Data rows -

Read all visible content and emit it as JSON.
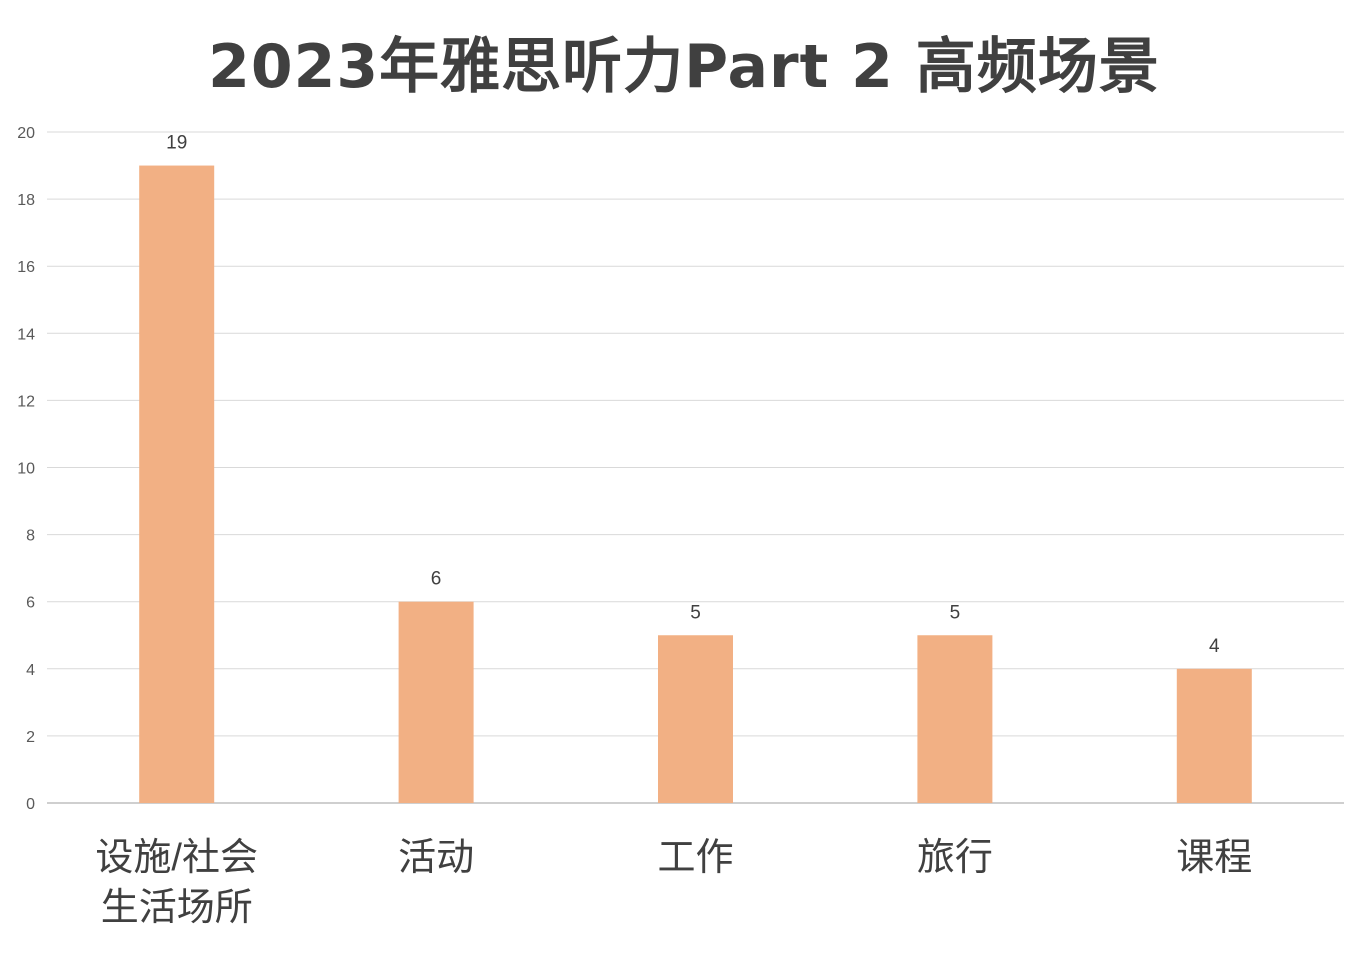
{
  "chart_data": {
    "type": "bar",
    "title": "2023年雅思听力Part 2 高频场景",
    "categories": [
      [
        "设施/社会",
        "生活场所"
      ],
      [
        "活动"
      ],
      [
        "工作"
      ],
      [
        "旅行"
      ],
      [
        "课程"
      ]
    ],
    "values": [
      19,
      6,
      5,
      5,
      4
    ],
    "ylim": [
      0,
      20
    ],
    "yticks": [
      0,
      2,
      4,
      6,
      8,
      10,
      12,
      14,
      16,
      18,
      20
    ],
    "xlabel": "",
    "ylabel": "",
    "grid": true,
    "legend": "none",
    "data_labels": true,
    "colors": {
      "bar": "#F2B084",
      "grid": "#D9D9D9",
      "axis": "#BFBFBF",
      "tick_text": "#595959",
      "label_text": "#404040",
      "title_text": "#404040"
    }
  }
}
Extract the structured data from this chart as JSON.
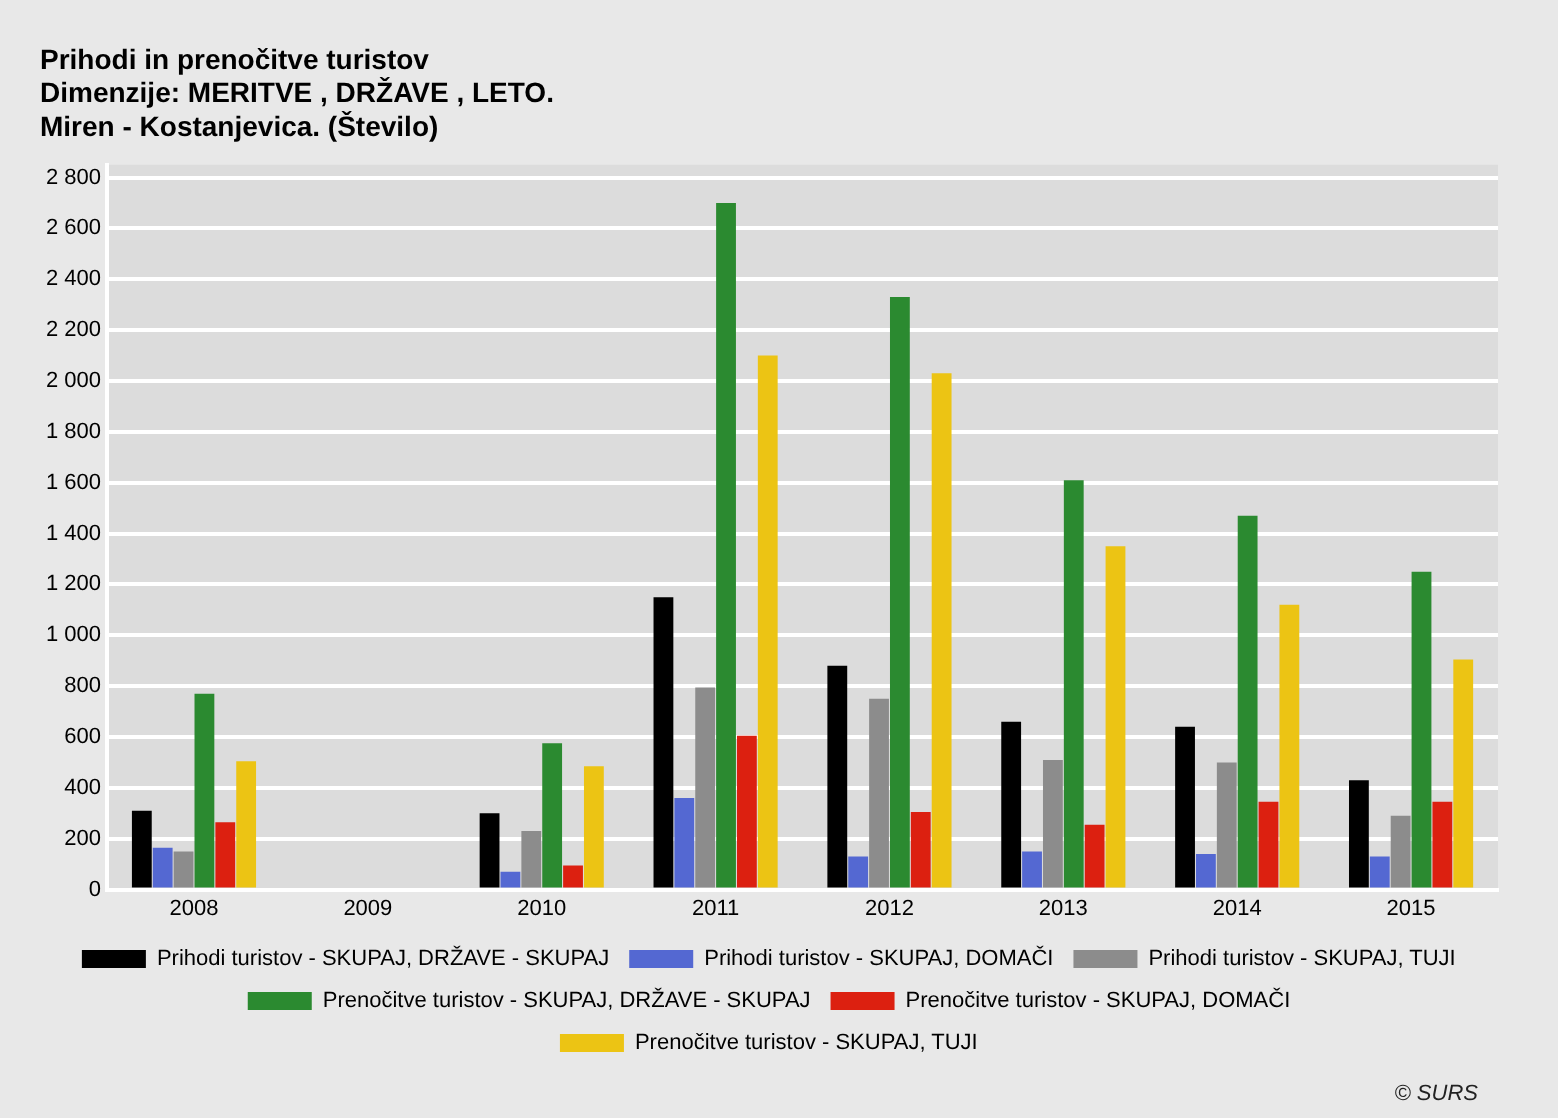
{
  "chart_data": {
    "type": "bar",
    "title": "Prihodi in prenočitve turistov",
    "subtitle": "Dimenzije: MERITVE , DRŽAVE , LETO.\nMiren - Kostanjevica. (Število)",
    "categories": [
      "2008",
      "2009",
      "2010",
      "2011",
      "2012",
      "2013",
      "2014",
      "2015"
    ],
    "series": [
      {
        "name": "Prihodi turistov - SKUPAJ, DRŽAVE - SKUPAJ",
        "color": "#000000",
        "values": [
          310,
          null,
          300,
          1150,
          880,
          660,
          640,
          430
        ]
      },
      {
        "name": "Prihodi turistov - SKUPAJ, DOMAČI",
        "color": "#5468d2",
        "values": [
          165,
          null,
          70,
          360,
          130,
          150,
          140,
          130
        ]
      },
      {
        "name": "Prihodi turistov - SKUPAJ, TUJI",
        "color": "#8c8c8c",
        "values": [
          150,
          null,
          230,
          795,
          750,
          510,
          500,
          290
        ]
      },
      {
        "name": "Prenočitve turistov - SKUPAJ, DRŽAVE - SKUPAJ",
        "color": "#2b8a30",
        "values": [
          770,
          null,
          575,
          2700,
          2330,
          1610,
          1470,
          1250
        ]
      },
      {
        "name": "Prenočitve turistov - SKUPAJ, DOMAČI",
        "color": "#dc2010",
        "values": [
          265,
          null,
          95,
          605,
          305,
          255,
          345,
          345
        ]
      },
      {
        "name": "Prenočitve turistov - SKUPAJ, TUJI",
        "color": "#ecc414",
        "values": [
          505,
          null,
          485,
          2100,
          2030,
          1350,
          1120,
          905
        ]
      }
    ],
    "ylim": [
      0,
      2850
    ],
    "yticks": [
      0,
      200,
      400,
      600,
      800,
      {
        "value": 1000,
        "label": "1 000"
      },
      {
        "value": 1200,
        "label": "1 200"
      },
      {
        "value": 1400,
        "label": "1 400"
      },
      {
        "value": 1600,
        "label": "1 600"
      },
      {
        "value": 1800,
        "label": "1 800"
      },
      {
        "value": 2000,
        "label": "2 000"
      },
      {
        "value": 2200,
        "label": "2 200"
      },
      {
        "value": 2400,
        "label": "2 400"
      },
      {
        "value": 2600,
        "label": "2 600"
      },
      {
        "value": 2800,
        "label": "2 800"
      }
    ],
    "grid": "y",
    "legend": "bottom",
    "annotations": [
      "© SURS"
    ]
  }
}
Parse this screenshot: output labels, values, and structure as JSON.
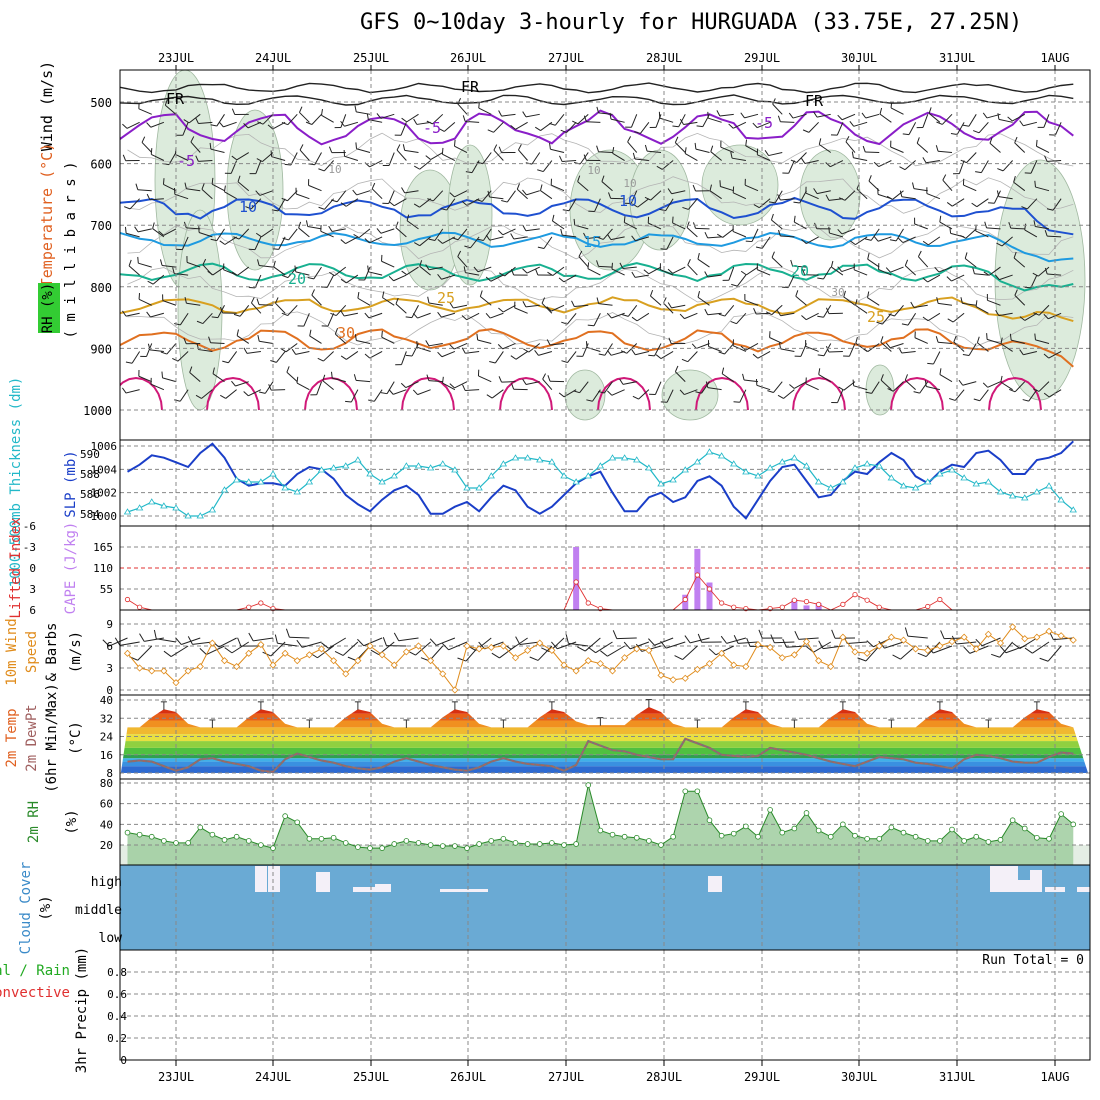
{
  "title": "GFS 0~10day 3-hourly for HURGUADA (33.75E, 27.25N)",
  "days": [
    "23JUL",
    "24JUL",
    "25JUL",
    "26JUL",
    "27JUL",
    "28JUL",
    "29JUL",
    "30JUL",
    "31JUL",
    "1AUG"
  ],
  "colors": {
    "grid": "#888888",
    "rh_fill": "#dcebdc",
    "cloud": "#6aaad4",
    "slp": "#1a3ec8",
    "thick": "#22b8c8",
    "cape": "#c080f0",
    "li": "#e03030",
    "wind": "#e08c1c",
    "rh2m": "#2a8a2a",
    "dewpt": "#b06060"
  },
  "panels": {
    "upper": {
      "label_wind": "Wind (m/s)",
      "label_temp": "Temperature (°C)",
      "label_rh": "RH (%)",
      "label_axis": "( m i l l i b a r s )",
      "yticks": [
        "500",
        "600",
        "700",
        "800",
        "900",
        "1000"
      ],
      "iso_labels": [
        "-5",
        "-5",
        "-5",
        "10",
        "10",
        "15",
        "20",
        "20",
        "25",
        "25",
        "30",
        "FR",
        "FR",
        "FR",
        "10",
        "10",
        "10",
        "30"
      ]
    },
    "thickness": {
      "label_thick": "1000-500mb Thickness (dm)",
      "label_slp": "SLP (mb)",
      "left_ticks": [
        "590",
        "588",
        "586",
        "584"
      ],
      "right_ticks": [
        "1006",
        "1004",
        "1002",
        "1000"
      ]
    },
    "cape": {
      "label_li": "Lifted Index",
      "label_cape": "CAPE (J/kg)",
      "left_ticks": [
        "-6",
        "-3",
        "0",
        "3",
        "6"
      ],
      "right_ticks": [
        "165",
        "110",
        "55"
      ]
    },
    "wind10": {
      "label1": "10m Wind",
      "label2": "Speed",
      "label3": "& Barbs",
      "unit": "(m/s)",
      "ticks": [
        "9",
        "6",
        "3",
        "0"
      ]
    },
    "temp2m": {
      "label1": "2m Temp",
      "label2": "2m DewPt",
      "label3": "(6hr Min/Max)",
      "unit": "(°C)",
      "ticks": [
        "40",
        "32",
        "24",
        "16",
        "8"
      ]
    },
    "rh2m": {
      "label": "2m RH",
      "unit": "(%)",
      "ticks": [
        "80",
        "60",
        "40",
        "20"
      ]
    },
    "cloud": {
      "label": "Cloud Cover",
      "unit": "(%)",
      "ticks": [
        "high",
        "middle",
        "low"
      ]
    },
    "precip": {
      "label1": "tal / Rain",
      "label2": "Convective",
      "label3": "3hr Precip (mm)",
      "ticks": [
        "0.8",
        "0.6",
        "0.4",
        "0.2",
        "0"
      ],
      "run_total": "Run Total = 0"
    }
  },
  "chart_data": {
    "type": "line",
    "x": [
      "22JUL 12Z",
      "22JUL 15Z",
      "22JUL 18Z",
      "22JUL 21Z",
      "23JUL 00Z",
      "23JUL 03Z",
      "23JUL 06Z",
      "23JUL 09Z",
      "23JUL 12Z",
      "23JUL 15Z",
      "23JUL 18Z",
      "23JUL 21Z",
      "24JUL 00Z",
      "24JUL 03Z",
      "24JUL 06Z",
      "24JUL 09Z",
      "24JUL 12Z",
      "24JUL 15Z",
      "24JUL 18Z",
      "24JUL 21Z",
      "25JUL 00Z",
      "25JUL 03Z",
      "25JUL 06Z",
      "25JUL 09Z",
      "25JUL 12Z",
      "25JUL 15Z",
      "25JUL 18Z",
      "25JUL 21Z",
      "26JUL 00Z",
      "26JUL 03Z",
      "26JUL 06Z",
      "26JUL 09Z",
      "26JUL 12Z",
      "26JUL 15Z",
      "26JUL 18Z",
      "26JUL 21Z",
      "27JUL 00Z",
      "27JUL 03Z",
      "27JUL 06Z",
      "27JUL 09Z",
      "27JUL 12Z",
      "27JUL 15Z",
      "27JUL 18Z",
      "27JUL 21Z",
      "28JUL 00Z",
      "28JUL 03Z",
      "28JUL 06Z",
      "28JUL 09Z",
      "28JUL 12Z",
      "28JUL 15Z",
      "28JUL 18Z",
      "28JUL 21Z",
      "29JUL 00Z",
      "29JUL 03Z",
      "29JUL 06Z",
      "29JUL 09Z",
      "29JUL 12Z",
      "29JUL 15Z",
      "29JUL 18Z",
      "29JUL 21Z",
      "30JUL 00Z",
      "30JUL 03Z",
      "30JUL 06Z",
      "30JUL 09Z",
      "30JUL 12Z",
      "30JUL 15Z",
      "30JUL 18Z",
      "30JUL 21Z",
      "31JUL 00Z",
      "31JUL 03Z",
      "31JUL 06Z",
      "31JUL 09Z",
      "31JUL 12Z",
      "31JUL 15Z",
      "31JUL 18Z",
      "31JUL 21Z",
      "1AUG 00Z",
      "1AUG 03Z",
      "1AUG 06Z"
    ],
    "series": [
      {
        "name": "SLP (mb)",
        "values": [
          1003.8,
          1004.4,
          1005.2,
          1005.0,
          1004.6,
          1004.2,
          1005.4,
          1006.2,
          1005.0,
          1003.2,
          1002.6,
          1002.8,
          1002.8,
          1002.6,
          1003.6,
          1004.2,
          1004.0,
          1003.2,
          1001.8,
          1001.0,
          1000.4,
          1001.4,
          1002.2,
          1002.6,
          1001.8,
          1000.2,
          1000.2,
          1000.8,
          1001.2,
          1000.4,
          1001.6,
          1002.6,
          1002.2,
          1000.8,
          1000.2,
          1000.8,
          1001.8,
          1002.8,
          1003.4,
          1003.8,
          1002.0,
          1000.4,
          1000.4,
          1001.6,
          1002.0,
          1001.2,
          1001.6,
          1003.0,
          1003.4,
          1002.6,
          1000.8,
          999.8,
          1001.4,
          1003.0,
          1004.2,
          1004.4,
          1003.0,
          1001.6,
          1001.8,
          1003.0,
          1003.8,
          1003.6,
          1004.6,
          1005.4,
          1004.8,
          1003.4,
          1002.8,
          1003.8,
          1004.4,
          1004.2,
          1005.4,
          1005.6,
          1004.8,
          1003.6,
          1003.6,
          1004.8,
          1005.0,
          1005.4,
          1006.4
        ]
      },
      {
        "name": "1000-500mb Thickness (dm)",
        "values": [
          584.2,
          584.6,
          585.2,
          584.8,
          584.6,
          583.8,
          583.8,
          584.4,
          586.4,
          587.4,
          587.2,
          587.2,
          588.0,
          586.6,
          586.2,
          587.2,
          588.4,
          588.6,
          588.8,
          589.4,
          588.0,
          587.2,
          587.8,
          588.8,
          588.8,
          588.6,
          589.0,
          588.4,
          586.6,
          586.6,
          587.8,
          589.0,
          589.6,
          589.6,
          589.4,
          589.2,
          587.8,
          587.2,
          587.8,
          588.8,
          589.6,
          589.6,
          589.4,
          588.6,
          587.0,
          587.4,
          588.4,
          589.2,
          590.2,
          589.8,
          589.0,
          588.2,
          587.8,
          588.6,
          589.2,
          589.6,
          588.8,
          587.2,
          586.6,
          587.2,
          588.6,
          589.0,
          588.8,
          587.6,
          586.8,
          586.6,
          587.2,
          588.0,
          588.4,
          587.6,
          587.0,
          587.2,
          586.2,
          585.8,
          585.6,
          586.2,
          586.8,
          585.4,
          584.4
        ]
      },
      {
        "name": "CAPE (J/kg)",
        "values": [
          0,
          0,
          0,
          0,
          0,
          0,
          0,
          0,
          0,
          0,
          0,
          0,
          0,
          0,
          0,
          0,
          0,
          0,
          0,
          0,
          0,
          0,
          0,
          0,
          0,
          0,
          0,
          0,
          0,
          0,
          0,
          0,
          0,
          0,
          0,
          0,
          0,
          165,
          0,
          0,
          0,
          0,
          0,
          0,
          0,
          0,
          40,
          160,
          72,
          0,
          0,
          0,
          0,
          0,
          0,
          28,
          12,
          18,
          0,
          0,
          0,
          0,
          0,
          0,
          0,
          0,
          0,
          0,
          0,
          0,
          0,
          0,
          0,
          0,
          0,
          0,
          0,
          0,
          0
        ]
      },
      {
        "name": "Lifted Index",
        "values": [
          4.5,
          5.6,
          6,
          6,
          6,
          6,
          6,
          6,
          6,
          6,
          5.6,
          5,
          5.8,
          6,
          6,
          6,
          6,
          6,
          6,
          6,
          6,
          6,
          6,
          6,
          6,
          6,
          6,
          6,
          6,
          6,
          6,
          6,
          6,
          6,
          6,
          6,
          6,
          2,
          5,
          5.8,
          6,
          6,
          6,
          6,
          6,
          6,
          4.5,
          1,
          3,
          5,
          5.6,
          5.8,
          6,
          5.8,
          5.6,
          4.6,
          4.8,
          5.2,
          6,
          5.2,
          3.8,
          4.6,
          5.6,
          6,
          6,
          6,
          5.5,
          4.5,
          6,
          6,
          6,
          6,
          6,
          6,
          6,
          6,
          6,
          6,
          6
        ]
      },
      {
        "name": "10m Wind Speed (m/s)",
        "values": [
          5,
          3.0,
          2.6,
          2.6,
          1.0,
          2.6,
          3.2,
          6.4,
          4.0,
          3.2,
          5.0,
          6.2,
          3.4,
          5.0,
          4.0,
          4.8,
          5.6,
          4.0,
          2.2,
          4.0,
          6.0,
          4.8,
          3.4,
          5.2,
          6.0,
          4.0,
          2.2,
          0.0,
          6.0,
          5.6,
          5.8,
          6.0,
          4.4,
          5.4,
          6.4,
          5.4,
          3.4,
          2.6,
          4.0,
          3.6,
          2.6,
          4.4,
          5.6,
          5.4,
          2.0,
          1.4,
          1.6,
          2.8,
          3.6,
          5.0,
          3.4,
          3.2,
          6.2,
          5.8,
          4.4,
          4.8,
          6.6,
          4.0,
          3.2,
          7.2,
          5.2,
          5.0,
          6.0,
          7.2,
          6.8,
          5.6,
          5.4,
          6.0,
          6.6,
          7.2,
          5.6,
          7.6,
          6.4,
          8.6,
          7.0,
          7.2,
          8.0,
          7.4,
          6.8
        ]
      },
      {
        "name": "2m DewPt (°C)",
        "values": [
          13,
          13.5,
          13,
          11,
          9,
          10.5,
          14,
          14.5,
          13,
          12,
          11,
          9,
          8.5,
          14,
          16.5,
          15,
          13.5,
          12.5,
          11,
          10,
          9.5,
          10.5,
          13,
          14.5,
          13,
          11.5,
          10.5,
          9.5,
          9,
          10.5,
          13,
          14.5,
          13,
          12,
          11.5,
          11,
          9,
          11.5,
          22,
          20,
          18,
          17.5,
          16,
          15,
          14,
          14,
          23,
          21,
          19,
          16,
          15.5,
          15,
          15.5,
          19,
          18,
          17,
          16,
          14.5,
          13,
          12,
          11,
          13,
          15,
          14.5,
          14,
          12.5,
          12,
          11,
          10,
          14,
          16,
          15.5,
          14.5,
          13,
          12.5,
          12.5,
          15,
          17,
          16.5
        ]
      },
      {
        "name": "2m RH (%)",
        "values": [
          32,
          30,
          28,
          24,
          22,
          22,
          37,
          30,
          25,
          28,
          24,
          20,
          17,
          48,
          42,
          26,
          26,
          27,
          22,
          18,
          17,
          17,
          21,
          24,
          22,
          20,
          19,
          19,
          17,
          21,
          24,
          26,
          22,
          21,
          21,
          22,
          20,
          21,
          78,
          34,
          30,
          28,
          27,
          24,
          20,
          28,
          72,
          72,
          44,
          29,
          31,
          38,
          28,
          54,
          32,
          36,
          51,
          34,
          28,
          40,
          29,
          26,
          26,
          37,
          32,
          28,
          24,
          24,
          35,
          24,
          28,
          23,
          25,
          44,
          36,
          27,
          26,
          50,
          40
        ]
      }
    ],
    "xlabel": "",
    "ylabel": ""
  }
}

What to work on - Search the lines for the string "Index" and copy every line that has it.

Task response -
      "label_li": "Lifted Index",
        "name": "Lifted Index",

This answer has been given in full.